Collected data >>
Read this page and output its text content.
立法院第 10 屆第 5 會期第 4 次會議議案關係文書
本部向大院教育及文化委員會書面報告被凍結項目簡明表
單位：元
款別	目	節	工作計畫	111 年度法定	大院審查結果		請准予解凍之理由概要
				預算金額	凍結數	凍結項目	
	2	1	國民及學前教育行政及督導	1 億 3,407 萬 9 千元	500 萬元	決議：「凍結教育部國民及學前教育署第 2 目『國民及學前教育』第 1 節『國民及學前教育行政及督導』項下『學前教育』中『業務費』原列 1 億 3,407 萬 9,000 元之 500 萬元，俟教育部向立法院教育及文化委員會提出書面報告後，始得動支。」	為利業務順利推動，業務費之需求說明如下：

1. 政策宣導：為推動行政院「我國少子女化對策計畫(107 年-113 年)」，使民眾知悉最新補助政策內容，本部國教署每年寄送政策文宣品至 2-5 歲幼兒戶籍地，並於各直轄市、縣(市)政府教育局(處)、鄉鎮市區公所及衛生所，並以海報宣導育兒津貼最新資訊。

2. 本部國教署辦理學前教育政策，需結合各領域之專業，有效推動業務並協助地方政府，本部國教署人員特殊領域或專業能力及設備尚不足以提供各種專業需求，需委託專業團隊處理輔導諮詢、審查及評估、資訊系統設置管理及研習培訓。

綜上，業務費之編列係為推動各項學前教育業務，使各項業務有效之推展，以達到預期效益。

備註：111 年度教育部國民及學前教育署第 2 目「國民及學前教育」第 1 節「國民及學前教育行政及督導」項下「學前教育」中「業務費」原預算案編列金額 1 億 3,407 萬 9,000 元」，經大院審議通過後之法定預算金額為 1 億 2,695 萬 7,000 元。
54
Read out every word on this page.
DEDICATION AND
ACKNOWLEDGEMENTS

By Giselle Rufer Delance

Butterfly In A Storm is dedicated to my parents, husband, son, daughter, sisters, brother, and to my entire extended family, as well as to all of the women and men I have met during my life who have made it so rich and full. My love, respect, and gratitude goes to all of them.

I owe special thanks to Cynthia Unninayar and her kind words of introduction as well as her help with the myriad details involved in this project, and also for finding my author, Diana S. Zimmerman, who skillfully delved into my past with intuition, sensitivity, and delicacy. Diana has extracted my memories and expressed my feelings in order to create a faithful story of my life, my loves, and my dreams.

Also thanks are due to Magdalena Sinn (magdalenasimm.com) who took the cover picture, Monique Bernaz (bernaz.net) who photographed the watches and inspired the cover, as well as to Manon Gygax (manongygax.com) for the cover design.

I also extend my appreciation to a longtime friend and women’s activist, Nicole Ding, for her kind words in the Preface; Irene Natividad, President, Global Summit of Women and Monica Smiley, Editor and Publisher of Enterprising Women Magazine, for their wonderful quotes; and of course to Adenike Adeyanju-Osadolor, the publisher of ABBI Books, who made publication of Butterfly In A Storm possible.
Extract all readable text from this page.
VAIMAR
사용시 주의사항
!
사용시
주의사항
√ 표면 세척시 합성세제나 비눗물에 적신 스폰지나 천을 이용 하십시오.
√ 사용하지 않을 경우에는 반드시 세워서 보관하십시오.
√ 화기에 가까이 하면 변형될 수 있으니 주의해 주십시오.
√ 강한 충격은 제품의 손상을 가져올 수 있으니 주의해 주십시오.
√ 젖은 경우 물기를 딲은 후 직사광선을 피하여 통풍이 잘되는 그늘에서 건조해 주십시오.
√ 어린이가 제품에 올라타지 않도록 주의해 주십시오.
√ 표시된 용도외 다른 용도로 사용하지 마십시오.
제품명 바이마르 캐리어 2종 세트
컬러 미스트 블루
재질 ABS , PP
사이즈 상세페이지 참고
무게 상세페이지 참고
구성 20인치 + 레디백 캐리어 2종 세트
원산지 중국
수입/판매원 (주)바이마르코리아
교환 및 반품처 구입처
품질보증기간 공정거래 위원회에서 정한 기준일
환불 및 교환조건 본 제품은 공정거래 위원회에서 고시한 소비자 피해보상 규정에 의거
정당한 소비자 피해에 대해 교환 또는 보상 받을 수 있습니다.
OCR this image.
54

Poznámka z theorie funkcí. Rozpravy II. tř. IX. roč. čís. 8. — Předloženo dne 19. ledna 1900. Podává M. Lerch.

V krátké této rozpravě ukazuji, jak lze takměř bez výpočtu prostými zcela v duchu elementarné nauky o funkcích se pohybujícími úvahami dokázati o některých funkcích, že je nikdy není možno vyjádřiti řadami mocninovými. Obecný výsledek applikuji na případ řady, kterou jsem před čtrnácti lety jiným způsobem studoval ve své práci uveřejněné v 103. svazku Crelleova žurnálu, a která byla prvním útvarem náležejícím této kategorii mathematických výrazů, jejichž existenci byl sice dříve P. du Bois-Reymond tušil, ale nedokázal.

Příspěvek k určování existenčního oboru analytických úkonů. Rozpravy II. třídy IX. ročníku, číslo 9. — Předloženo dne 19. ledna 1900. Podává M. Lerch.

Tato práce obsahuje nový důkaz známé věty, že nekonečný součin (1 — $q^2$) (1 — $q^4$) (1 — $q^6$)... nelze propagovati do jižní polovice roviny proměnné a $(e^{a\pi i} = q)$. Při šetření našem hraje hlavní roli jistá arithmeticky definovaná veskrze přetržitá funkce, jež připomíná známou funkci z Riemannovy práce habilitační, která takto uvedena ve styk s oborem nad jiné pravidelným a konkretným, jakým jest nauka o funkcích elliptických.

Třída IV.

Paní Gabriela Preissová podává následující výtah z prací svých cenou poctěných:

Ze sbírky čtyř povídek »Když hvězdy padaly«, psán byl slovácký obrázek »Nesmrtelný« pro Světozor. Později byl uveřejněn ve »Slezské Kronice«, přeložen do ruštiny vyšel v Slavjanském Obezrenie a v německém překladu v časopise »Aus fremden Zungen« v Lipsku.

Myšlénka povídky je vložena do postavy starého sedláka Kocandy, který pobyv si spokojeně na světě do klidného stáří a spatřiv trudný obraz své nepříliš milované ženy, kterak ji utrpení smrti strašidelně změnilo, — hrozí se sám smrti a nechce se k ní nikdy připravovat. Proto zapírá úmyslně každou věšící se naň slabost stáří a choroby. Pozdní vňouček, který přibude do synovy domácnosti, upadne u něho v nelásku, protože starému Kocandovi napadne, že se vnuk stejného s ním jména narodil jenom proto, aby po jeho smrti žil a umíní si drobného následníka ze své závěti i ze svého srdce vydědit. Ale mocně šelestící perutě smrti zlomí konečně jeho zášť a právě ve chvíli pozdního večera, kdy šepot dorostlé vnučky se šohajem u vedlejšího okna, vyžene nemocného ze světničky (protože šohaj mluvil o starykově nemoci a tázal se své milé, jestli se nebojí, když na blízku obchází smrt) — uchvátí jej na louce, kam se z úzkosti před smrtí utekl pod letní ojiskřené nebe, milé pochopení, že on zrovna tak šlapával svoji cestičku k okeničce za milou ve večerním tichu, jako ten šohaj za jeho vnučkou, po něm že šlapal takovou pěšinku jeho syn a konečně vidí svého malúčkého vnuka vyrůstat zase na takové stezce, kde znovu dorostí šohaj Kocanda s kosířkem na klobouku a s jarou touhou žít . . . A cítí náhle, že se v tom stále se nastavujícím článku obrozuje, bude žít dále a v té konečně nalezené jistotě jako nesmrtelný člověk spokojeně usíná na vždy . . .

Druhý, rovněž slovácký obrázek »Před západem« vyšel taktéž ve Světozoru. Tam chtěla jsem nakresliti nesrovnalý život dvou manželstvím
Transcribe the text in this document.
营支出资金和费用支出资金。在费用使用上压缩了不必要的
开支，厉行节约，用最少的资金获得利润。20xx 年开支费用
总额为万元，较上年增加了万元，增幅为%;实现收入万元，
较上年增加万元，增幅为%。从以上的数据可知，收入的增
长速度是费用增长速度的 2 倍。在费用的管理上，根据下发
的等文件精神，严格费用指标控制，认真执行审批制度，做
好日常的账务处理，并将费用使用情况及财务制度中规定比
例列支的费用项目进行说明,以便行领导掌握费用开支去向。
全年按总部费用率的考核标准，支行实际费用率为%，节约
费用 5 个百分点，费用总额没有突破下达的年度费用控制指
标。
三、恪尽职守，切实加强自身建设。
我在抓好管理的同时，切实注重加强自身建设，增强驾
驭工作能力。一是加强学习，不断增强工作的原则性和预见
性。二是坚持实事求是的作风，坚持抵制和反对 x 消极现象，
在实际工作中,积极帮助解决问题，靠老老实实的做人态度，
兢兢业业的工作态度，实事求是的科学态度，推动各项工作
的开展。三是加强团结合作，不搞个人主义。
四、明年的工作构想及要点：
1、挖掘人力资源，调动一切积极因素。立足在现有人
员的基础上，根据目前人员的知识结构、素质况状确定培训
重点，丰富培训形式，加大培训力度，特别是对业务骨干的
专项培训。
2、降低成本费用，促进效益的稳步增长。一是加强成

JOB >>
From the entries above, list each line with "國民及學前教育" in it.

RESULT OF THE TASK >>
	2	1	國民及學前教育行政及督導	1 億 3,407 萬 9 千元	500 萬元	決議：「凍結教育部國民及學前教育署第 2 目『國民及學前教育』第 1 節『國民及學前教育行政及督導』項下『學前教育』中『業務費』原列 1 億 3,407 萬 9,000 元之 500 萬元，俟教育部向立法院教育及文化委員會提出書面報告後，始得動支。」	為利業務順利推動，業務費之需求說明如下：
備註：111 年度教育部國民及學前教育署第 2 目「國民及學前教育」第 1 節「國民及學前教育行政及督導」項下「學前教育」中「業務費」原預算案編列金額 1 億 3,407 萬 9,000 元」，經大院審議通過後之法定預算金額為 1 億 2,695 萬 7,000 元。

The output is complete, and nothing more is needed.